====== EXERCISE INPUT

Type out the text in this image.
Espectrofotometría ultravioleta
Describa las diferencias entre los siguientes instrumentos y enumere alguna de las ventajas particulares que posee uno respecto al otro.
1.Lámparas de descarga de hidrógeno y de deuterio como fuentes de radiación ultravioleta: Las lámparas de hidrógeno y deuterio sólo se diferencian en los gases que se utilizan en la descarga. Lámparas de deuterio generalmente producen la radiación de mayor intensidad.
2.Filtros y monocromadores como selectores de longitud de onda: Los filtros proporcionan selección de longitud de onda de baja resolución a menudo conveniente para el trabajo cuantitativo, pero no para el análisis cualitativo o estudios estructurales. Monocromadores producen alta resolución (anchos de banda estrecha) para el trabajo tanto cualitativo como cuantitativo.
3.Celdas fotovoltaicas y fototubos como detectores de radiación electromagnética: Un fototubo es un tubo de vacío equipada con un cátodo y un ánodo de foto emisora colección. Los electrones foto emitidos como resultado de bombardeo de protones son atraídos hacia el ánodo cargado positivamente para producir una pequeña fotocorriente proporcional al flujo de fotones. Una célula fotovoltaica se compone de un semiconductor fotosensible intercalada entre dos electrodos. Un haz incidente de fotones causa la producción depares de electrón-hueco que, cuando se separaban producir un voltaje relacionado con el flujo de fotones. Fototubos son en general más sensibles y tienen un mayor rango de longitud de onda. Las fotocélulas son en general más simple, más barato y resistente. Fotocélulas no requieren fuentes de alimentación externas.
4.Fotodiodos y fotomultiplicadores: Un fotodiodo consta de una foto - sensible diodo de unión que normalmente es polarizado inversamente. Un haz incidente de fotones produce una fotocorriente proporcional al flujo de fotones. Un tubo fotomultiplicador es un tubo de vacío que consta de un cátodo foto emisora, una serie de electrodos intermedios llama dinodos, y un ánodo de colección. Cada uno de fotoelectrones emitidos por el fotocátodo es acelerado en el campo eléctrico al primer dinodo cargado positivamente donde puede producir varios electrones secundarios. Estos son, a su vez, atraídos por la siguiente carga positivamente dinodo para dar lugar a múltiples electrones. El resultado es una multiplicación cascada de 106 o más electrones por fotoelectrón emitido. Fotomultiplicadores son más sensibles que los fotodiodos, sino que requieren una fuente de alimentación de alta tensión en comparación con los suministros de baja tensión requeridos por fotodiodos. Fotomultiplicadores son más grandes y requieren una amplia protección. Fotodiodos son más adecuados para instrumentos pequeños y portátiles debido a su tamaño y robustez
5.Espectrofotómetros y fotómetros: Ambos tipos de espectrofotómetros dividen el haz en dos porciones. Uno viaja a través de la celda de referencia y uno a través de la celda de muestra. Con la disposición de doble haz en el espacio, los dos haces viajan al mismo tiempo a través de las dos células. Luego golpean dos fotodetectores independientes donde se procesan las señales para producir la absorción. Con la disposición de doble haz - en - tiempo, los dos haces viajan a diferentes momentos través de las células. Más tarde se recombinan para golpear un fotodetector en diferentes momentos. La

============

• **EXERCISE**
Repeat all the entries word for word.

• **SOLUTION**
Type out the text in this image.
Espectrofotometría ultravioleta
Describa las diferencias entre los siguientes instrumentos y enumere alguna de las ventajas particulares que posee uno respecto al otro.
1.Lámparas de descarga de hidrógeno y de deuterio como fuentes de radiación ultravioleta: Las lámparas de hidrógeno y deuterio sólo se diferencian en los gases que se utilizan en la descarga. Lámparas de deuterio generalmente producen la radiación de mayor intensidad.
2.Filtros y monocromadores como selectores de longitud de onda: Los filtros proporcionan selección de longitud de onda de baja resolución a menudo conveniente para el trabajo cuantitativo, pero no para el análisis cualitativo o estudios estructurales. Monocromadores producen alta resolución (anchos de banda estrecha) para el trabajo tanto cualitativo como cuantitativo.
3.Celdas fotovoltaicas y fototubos como detectores de radiación electromagnética: Un fototubo es un tubo de vacío equipada con un cátodo y un ánodo de foto emisora colección. Los electrones foto emitidos como resultado de bombardeo de protones son atraídos hacia el ánodo cargado positivamente para producir una pequeña fotocorriente proporcional al flujo de fotones. Una célula fotovoltaica se compone de un semiconductor fotosensible intercalada entre dos electrodos. Un haz incidente de fotones causa la producción depares de electrón-hueco que, cuando se separaban producir un voltaje relacionado con el flujo de fotones. Fototubos son en general más sensibles y tienen un mayor rango de longitud de onda. Las fotocélulas son en general más simple, más barato y resistente. Fotocélulas no requieren fuentes de alimentación externas.
4.Fotodiodos y fotomultiplicadores: Un fotodiodo consta de una foto - sensible diodo de unión que normalmente es polarizado inversamente. Un haz incidente de fotones produce una fotocorriente proporcional al flujo de fotones. Un tubo fotomultiplicador es un tubo de vacío que consta de un cátodo foto emisora, una serie de electrodos intermedios llama dinodos, y un ánodo de colección. Cada uno de fotoelectrones emitidos por el fotocátodo es acelerado en el campo eléctrico al primer dinodo cargado positivamente donde puede producir varios electrones secundarios. Estos son, a su vez, atraídos por la siguiente carga positivamente dinodo para dar lugar a múltiples electrones. El resultado es una multiplicación cascada de 106 o más electrones por fotoelectrón emitido. Fotomultiplicadores son más sensibles que los fotodiodos, sino que requieren una fuente de alimentación de alta tensión en comparación con los suministros de baja tensión requeridos por fotodiodos. Fotomultiplicadores son más grandes y requieren una amplia protección. Fotodiodos son más adecuados para instrumentos pequeños y portátiles debido a su tamaño y robustez
5.Espectrofotómetros y fotómetros: Ambos tipos de espectrofotómetros dividen el haz en dos porciones. Uno viaja a través de la celda de referencia y uno a través de la celda de muestra. Con la disposición de doble haz en el espacio, los dos haces viajan al mismo tiempo a través de las dos células. Luego golpean dos fotodetectores independientes donde se procesan las señales para producir la absorción. Con la disposición de doble haz - en - tiempo, los dos haces viajan a diferentes momentos través de las células. Más tarde se recombinan para golpear un fotodetector en diferentes momentos. La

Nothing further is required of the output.